START Selected passage
Variety of English spoken in Rwanda

Rwandan English is the variety of English spoken in Rwanda. While it shares roots with the broader family of African Englishes and largely adheres to British English conventions, it has developed a unique identity. This has been shaped by the country's multilingual environment and the language's profound contact with Kinyarwanda.

== History ==
The modern development of English in Rwanda is closely associated with the post-1994 period. The return of Rwandans who had lived for extended periods in neighbouring Anglophone countries, particularly Uganda, increased the presence of English in public and institutional life and provided an important regional input for local English usage.

English subsequently expanded in domains such as education and administration, and descriptions of Rwanda's English place it within the wider East African English area, reflecting sustained regional contact and mobility.

Rwandan English is also described as a contact variety shaped by multilingual language use, with particular emphasis on the influence of Kinyarwanda alongside other languages present in Rwanda's linguistic environment.

== Phonology ==
Rwandan English is shaped by Rwanda's multilingual setting, especially contact with Kinyarwanda, and it shares broader areal tendencies with other East African English varieties.

=== Vowels ===
Descriptions of Rwandan English commonly note differences in vowel realisation when compared with RP. One overview characterises the variety as having fewer consistently maintained vowel contrasts, and gives examples in which vowels from the DRESS and FACE lexical sets may be realised similarly. The same source also notes reduced use of schwa-like vowel reduction in unstressed syllables, relative to RP.

=== Consonants ===
A common phonological feature among many Rwandan English speakers is the variable distinction between the liquid consonants /l/ and /r/. This tendency stems from Kinyarwanda phonology, which possesses only a single liquid phoneme (typically realised as the alveolar flap [ɾ]).

This feature is not used the same way by everyone or in every word. It is more likely to happen in specific positions, such as when the letter is between two vowels. Many speakers distinguish between the two sounds in very common words or in formal settings, while swapping them in casual conversation.

=== Phonological relationship with other varieties ===
Like other East African varieties of English, Rwandan English aligns more closely with non-rhotic varieties such as RP (or Standard British English) than with rhotic varieties such as North American English. Its consonant system is also shaped by the phonology of Kinyarwanda, which has a single liquid phoneme, typically realised as the alveolar flap [ɾ].

==== Rhoticity ====
As in RP and other East African varieties, /r/ in Rwandan English is generally pronounced only before a vowel, so that it is absent in words such as "card" and "floor", which are typically realised as [kad] and [flo]; where /r/ does occur, it may be rolled or flapped. The variable /l/–/r/ distinction found among many Rwandan speakers is likewise common among other East African speakers of English whose first language is Bantu, where it is widespread but stigmatised.
END Selected passage
START Information provided
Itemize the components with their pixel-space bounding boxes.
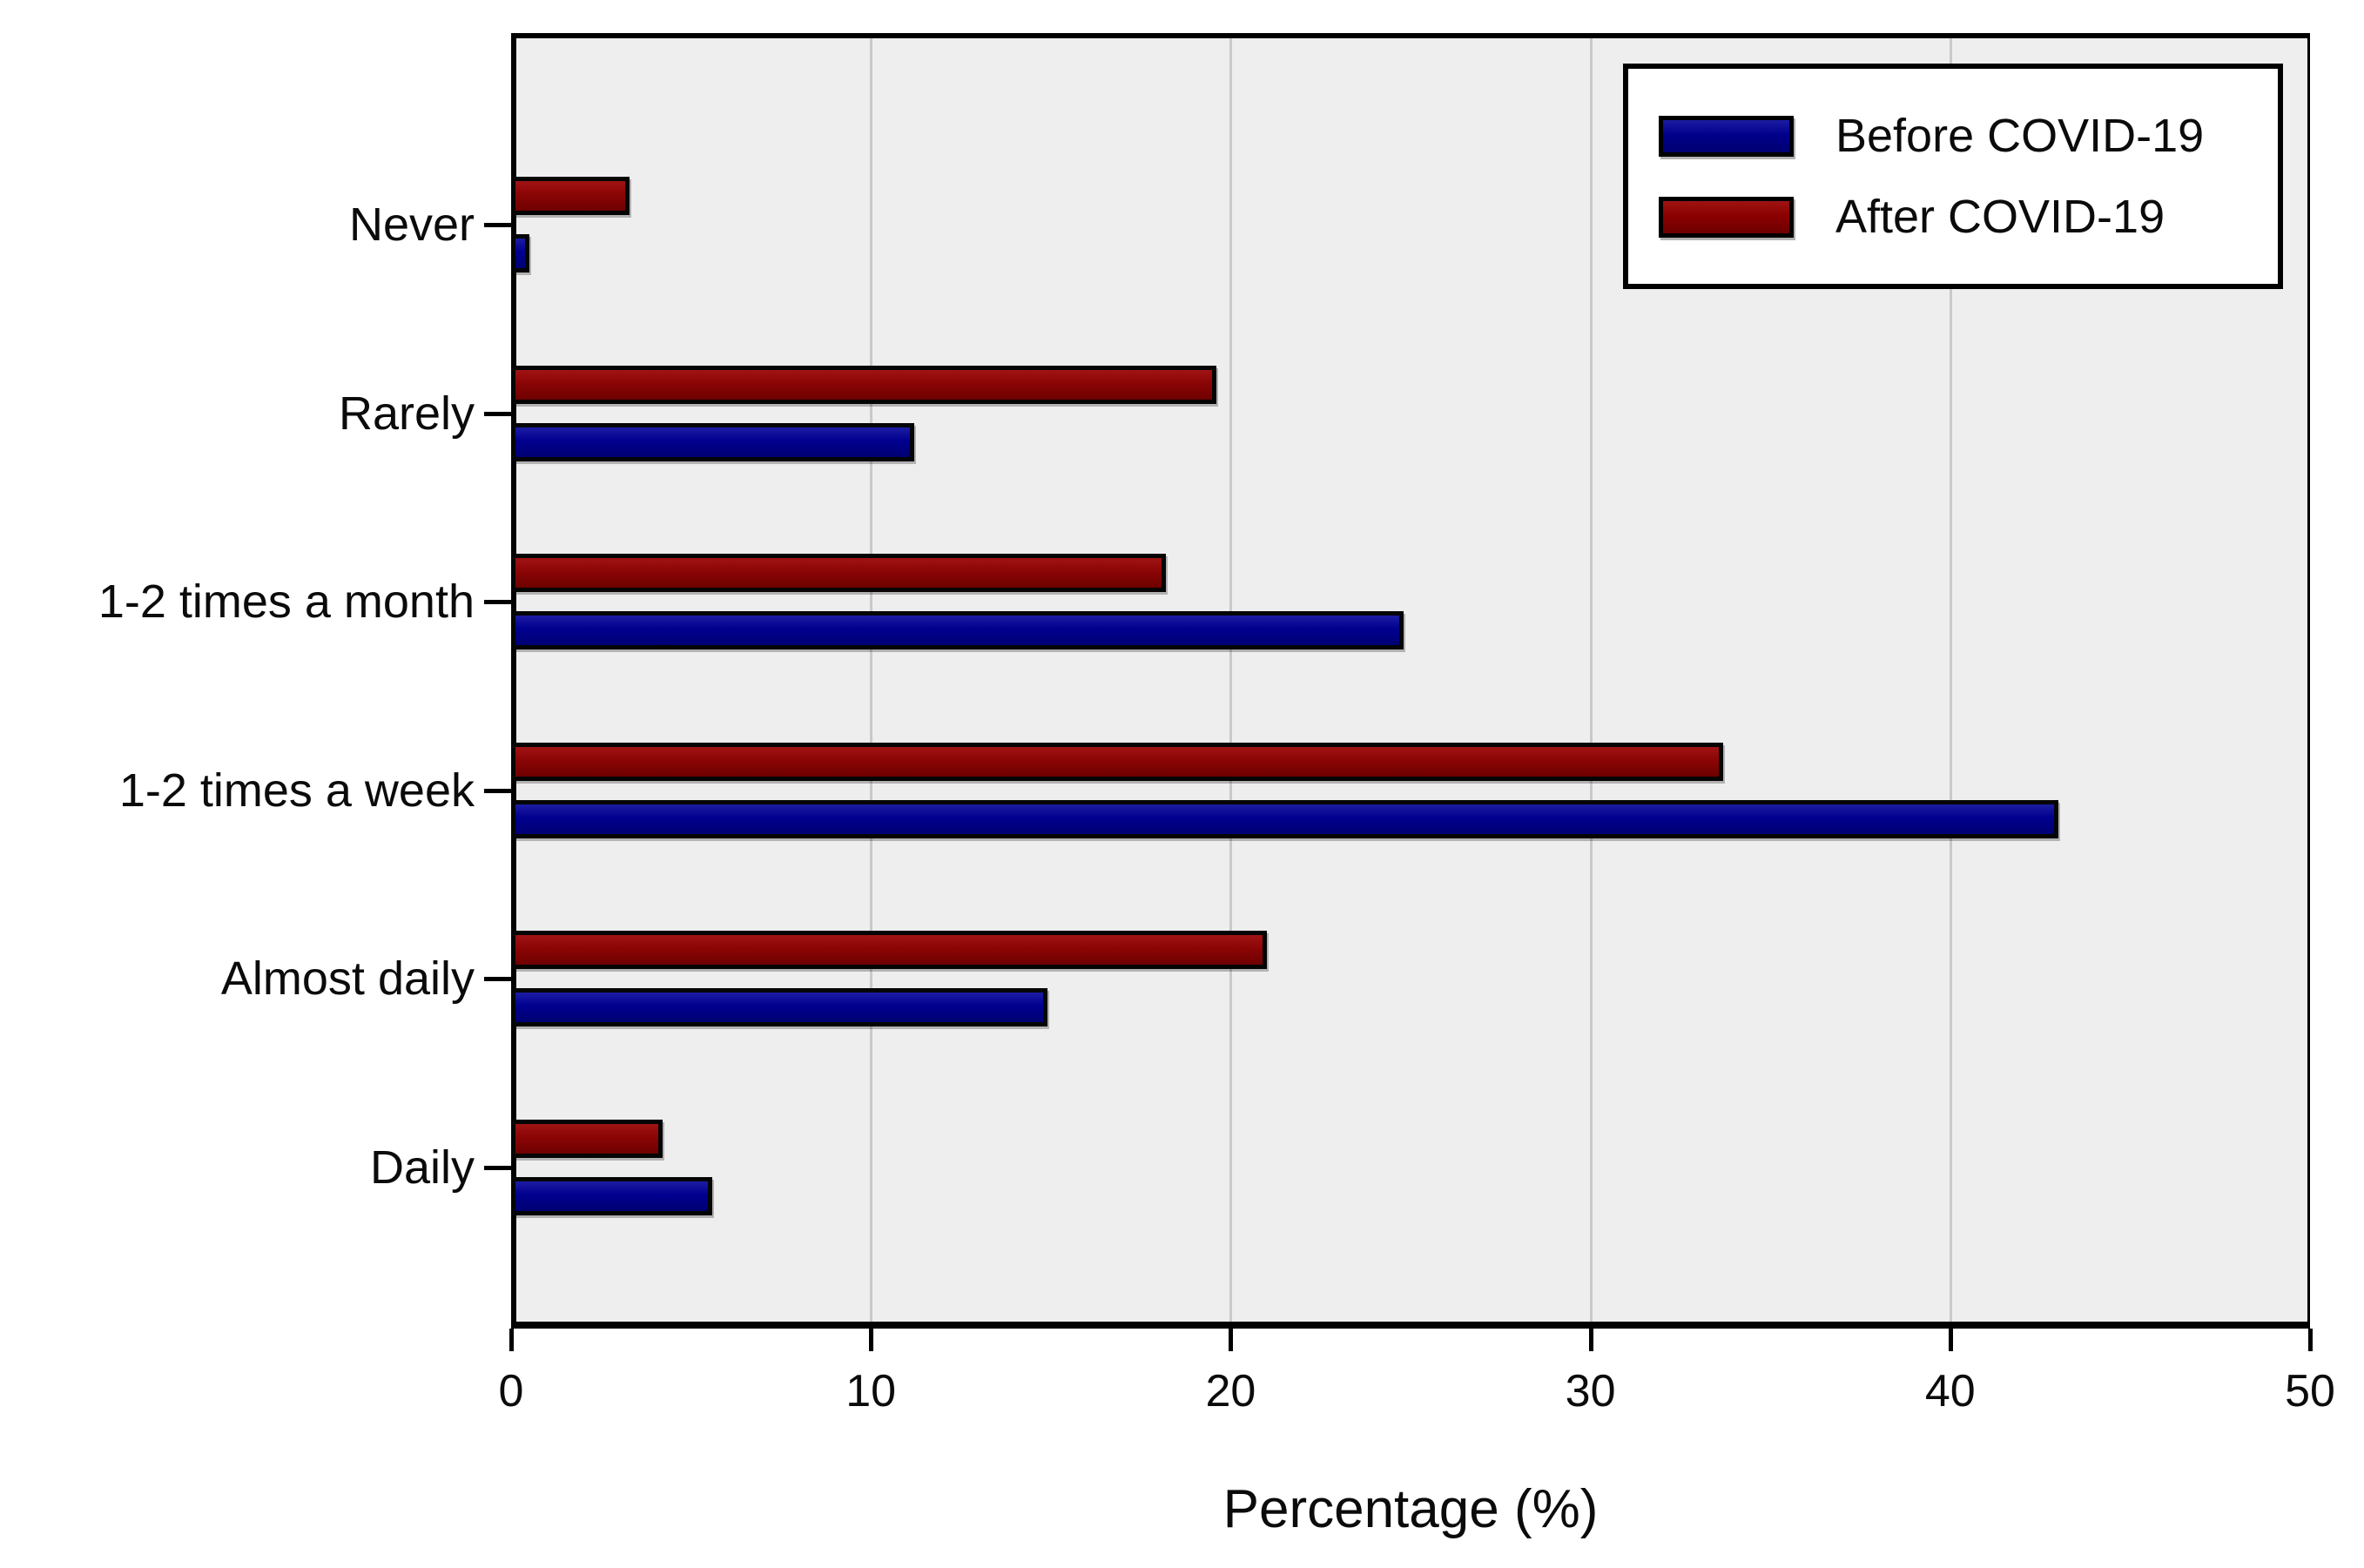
END Information provided
## What you will do:
Quote the Rwandan English text word for word, starting at "Rwandan English is also" and stopping after "African English varieties.".

## Written solution:
Rwandan English is also described as a contact variety shaped by multilingual language use, with particular emphasis on the influence of Kinyarwanda alongside other languages present in Rwanda's linguistic environment.

== Phonology ==
Rwandan English is shaped by Rwanda's multilingual setting, especially contact with Kinyarwanda, and it shares broader areal tendencies with other East African English varieties.